>>>>
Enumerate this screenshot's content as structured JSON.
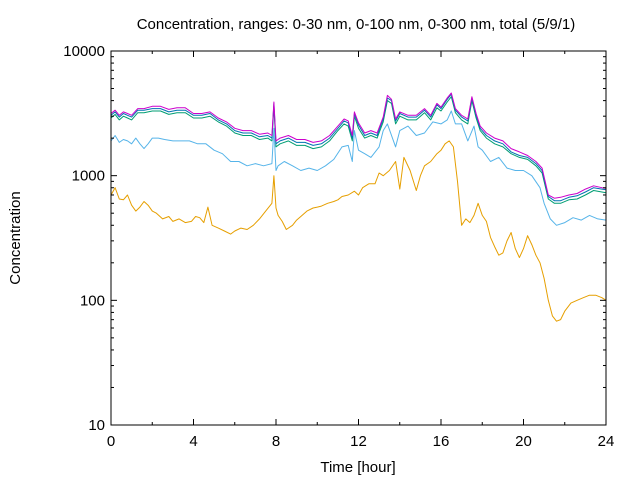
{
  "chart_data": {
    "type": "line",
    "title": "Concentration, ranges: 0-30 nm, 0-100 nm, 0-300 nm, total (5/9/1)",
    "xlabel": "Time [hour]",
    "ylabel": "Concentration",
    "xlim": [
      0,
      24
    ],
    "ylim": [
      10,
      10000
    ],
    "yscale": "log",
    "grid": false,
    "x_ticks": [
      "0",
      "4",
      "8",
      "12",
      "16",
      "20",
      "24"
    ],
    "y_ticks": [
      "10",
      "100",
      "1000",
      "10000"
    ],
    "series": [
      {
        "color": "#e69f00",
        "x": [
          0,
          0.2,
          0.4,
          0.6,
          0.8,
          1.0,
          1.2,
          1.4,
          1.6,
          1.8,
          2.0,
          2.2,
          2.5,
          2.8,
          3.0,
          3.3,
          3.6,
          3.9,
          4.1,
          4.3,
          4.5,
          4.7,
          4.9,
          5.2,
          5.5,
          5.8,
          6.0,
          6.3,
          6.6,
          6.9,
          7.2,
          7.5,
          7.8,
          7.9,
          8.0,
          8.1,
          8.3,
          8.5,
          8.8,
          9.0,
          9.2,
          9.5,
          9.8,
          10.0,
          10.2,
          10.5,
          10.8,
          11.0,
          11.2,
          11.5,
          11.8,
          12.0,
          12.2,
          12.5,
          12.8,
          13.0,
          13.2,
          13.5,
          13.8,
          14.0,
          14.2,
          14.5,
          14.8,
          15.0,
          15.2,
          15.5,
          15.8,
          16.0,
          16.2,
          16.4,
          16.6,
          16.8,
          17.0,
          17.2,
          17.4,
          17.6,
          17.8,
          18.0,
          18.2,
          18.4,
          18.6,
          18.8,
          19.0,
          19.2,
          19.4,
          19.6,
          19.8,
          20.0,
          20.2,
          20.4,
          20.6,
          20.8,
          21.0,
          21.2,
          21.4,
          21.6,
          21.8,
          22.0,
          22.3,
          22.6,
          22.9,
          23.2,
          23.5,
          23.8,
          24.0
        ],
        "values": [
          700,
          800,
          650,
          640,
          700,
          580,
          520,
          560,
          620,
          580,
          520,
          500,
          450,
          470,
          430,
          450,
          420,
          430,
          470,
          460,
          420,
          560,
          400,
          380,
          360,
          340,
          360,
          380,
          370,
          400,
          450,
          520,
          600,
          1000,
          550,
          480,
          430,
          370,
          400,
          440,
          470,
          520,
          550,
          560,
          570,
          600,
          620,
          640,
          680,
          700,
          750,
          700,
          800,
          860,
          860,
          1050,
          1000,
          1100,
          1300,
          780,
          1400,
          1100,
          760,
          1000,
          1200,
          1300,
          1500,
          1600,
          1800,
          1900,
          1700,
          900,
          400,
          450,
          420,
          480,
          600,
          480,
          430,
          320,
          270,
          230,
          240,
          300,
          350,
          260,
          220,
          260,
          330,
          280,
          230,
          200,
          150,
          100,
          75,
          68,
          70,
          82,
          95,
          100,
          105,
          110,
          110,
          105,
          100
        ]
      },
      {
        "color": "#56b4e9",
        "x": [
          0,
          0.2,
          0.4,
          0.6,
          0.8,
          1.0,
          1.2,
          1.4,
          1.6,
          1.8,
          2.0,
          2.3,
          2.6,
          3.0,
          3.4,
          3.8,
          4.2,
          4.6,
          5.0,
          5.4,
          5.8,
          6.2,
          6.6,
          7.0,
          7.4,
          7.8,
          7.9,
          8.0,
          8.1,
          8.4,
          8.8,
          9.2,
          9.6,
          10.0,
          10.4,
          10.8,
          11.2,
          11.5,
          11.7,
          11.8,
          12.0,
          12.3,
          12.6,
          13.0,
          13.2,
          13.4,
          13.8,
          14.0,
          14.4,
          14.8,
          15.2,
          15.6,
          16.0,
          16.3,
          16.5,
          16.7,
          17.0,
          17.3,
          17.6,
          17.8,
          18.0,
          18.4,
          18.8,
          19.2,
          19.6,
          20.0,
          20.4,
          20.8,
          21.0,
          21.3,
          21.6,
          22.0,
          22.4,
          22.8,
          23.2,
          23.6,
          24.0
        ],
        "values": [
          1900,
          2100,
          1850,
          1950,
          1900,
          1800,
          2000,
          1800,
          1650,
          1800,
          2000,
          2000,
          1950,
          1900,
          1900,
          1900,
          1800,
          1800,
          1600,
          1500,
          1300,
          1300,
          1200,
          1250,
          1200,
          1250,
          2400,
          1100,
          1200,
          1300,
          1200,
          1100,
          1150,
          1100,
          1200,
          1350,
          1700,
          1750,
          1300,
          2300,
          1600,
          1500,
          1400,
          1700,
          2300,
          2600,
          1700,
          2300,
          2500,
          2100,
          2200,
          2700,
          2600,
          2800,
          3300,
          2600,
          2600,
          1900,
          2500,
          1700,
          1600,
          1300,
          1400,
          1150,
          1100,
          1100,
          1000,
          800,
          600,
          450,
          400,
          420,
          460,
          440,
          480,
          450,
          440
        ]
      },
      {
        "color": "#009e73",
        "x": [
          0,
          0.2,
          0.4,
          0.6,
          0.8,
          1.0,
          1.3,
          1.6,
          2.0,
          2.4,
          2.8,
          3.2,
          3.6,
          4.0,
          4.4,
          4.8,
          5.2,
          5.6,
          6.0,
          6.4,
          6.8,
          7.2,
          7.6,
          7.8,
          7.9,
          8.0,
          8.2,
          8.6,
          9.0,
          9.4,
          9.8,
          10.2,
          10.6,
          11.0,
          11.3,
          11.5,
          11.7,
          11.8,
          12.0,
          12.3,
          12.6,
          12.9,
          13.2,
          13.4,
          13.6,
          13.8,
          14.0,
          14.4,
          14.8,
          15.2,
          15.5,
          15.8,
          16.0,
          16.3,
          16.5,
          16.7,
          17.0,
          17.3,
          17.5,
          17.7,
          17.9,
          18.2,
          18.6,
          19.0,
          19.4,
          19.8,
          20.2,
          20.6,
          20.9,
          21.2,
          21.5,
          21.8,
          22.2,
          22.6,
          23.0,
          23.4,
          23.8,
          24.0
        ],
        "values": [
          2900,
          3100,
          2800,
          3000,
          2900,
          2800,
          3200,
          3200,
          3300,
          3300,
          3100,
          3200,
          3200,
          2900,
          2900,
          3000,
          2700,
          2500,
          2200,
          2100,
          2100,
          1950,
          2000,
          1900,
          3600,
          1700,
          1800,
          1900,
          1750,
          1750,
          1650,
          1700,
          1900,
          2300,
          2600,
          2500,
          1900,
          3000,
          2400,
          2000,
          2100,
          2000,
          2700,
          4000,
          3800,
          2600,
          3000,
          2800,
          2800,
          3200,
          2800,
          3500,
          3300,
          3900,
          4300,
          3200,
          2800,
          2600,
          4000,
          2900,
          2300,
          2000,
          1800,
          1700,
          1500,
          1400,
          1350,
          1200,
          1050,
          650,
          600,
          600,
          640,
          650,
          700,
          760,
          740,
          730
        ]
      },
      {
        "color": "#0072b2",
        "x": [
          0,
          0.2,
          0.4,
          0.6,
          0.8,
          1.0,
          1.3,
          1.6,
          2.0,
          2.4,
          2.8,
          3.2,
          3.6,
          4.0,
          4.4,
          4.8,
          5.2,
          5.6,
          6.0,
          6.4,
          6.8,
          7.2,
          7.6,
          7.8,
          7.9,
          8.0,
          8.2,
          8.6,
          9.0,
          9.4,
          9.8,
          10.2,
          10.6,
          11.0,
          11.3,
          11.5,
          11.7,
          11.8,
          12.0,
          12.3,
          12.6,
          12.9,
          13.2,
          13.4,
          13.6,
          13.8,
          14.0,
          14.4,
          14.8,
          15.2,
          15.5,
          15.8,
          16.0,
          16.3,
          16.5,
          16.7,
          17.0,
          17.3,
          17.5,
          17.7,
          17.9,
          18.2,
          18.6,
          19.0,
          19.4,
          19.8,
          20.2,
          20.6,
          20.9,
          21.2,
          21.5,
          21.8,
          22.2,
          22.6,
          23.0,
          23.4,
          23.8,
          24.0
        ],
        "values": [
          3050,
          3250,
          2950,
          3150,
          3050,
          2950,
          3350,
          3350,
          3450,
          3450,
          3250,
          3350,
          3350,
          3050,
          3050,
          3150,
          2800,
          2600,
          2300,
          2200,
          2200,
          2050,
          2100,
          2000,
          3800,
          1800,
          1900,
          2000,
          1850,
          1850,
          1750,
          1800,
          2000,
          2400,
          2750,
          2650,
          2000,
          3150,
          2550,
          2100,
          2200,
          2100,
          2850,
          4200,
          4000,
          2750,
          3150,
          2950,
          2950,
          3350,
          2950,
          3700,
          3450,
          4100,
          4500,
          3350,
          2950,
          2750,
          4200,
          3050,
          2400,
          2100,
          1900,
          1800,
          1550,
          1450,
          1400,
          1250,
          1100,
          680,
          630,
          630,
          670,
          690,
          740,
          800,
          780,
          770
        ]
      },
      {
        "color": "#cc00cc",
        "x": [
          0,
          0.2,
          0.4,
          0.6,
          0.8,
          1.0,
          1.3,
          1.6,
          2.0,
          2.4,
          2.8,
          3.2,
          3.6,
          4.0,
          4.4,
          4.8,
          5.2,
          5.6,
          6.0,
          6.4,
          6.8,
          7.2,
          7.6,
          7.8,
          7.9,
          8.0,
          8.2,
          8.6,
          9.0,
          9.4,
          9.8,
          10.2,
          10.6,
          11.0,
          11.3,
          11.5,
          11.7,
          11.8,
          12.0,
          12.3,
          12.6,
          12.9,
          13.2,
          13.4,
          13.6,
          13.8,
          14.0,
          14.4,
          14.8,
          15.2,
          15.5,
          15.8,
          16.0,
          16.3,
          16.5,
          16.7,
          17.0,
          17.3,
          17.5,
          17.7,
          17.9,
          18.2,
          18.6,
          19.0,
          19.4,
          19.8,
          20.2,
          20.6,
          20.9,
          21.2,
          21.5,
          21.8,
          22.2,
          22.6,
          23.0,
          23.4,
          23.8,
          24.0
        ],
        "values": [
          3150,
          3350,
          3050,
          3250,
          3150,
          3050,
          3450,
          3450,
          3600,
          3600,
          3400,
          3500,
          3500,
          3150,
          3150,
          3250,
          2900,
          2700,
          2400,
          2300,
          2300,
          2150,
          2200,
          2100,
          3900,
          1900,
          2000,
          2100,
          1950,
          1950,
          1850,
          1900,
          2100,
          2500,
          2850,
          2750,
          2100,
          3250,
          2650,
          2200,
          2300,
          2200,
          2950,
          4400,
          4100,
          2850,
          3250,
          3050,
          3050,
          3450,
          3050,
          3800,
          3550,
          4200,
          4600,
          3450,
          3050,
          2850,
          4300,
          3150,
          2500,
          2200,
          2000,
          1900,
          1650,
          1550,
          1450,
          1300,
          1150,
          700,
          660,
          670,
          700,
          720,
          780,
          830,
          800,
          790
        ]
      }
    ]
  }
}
<<<<
GIVEN EXERCISE
Show every line from the listing above in which the string "color" appears.

EXERCISE ANSWER
        "color": "#e69f00",
        "color": "#56b4e9",
        "color": "#009e73",
        "color": "#0072b2",
        "color": "#cc00cc",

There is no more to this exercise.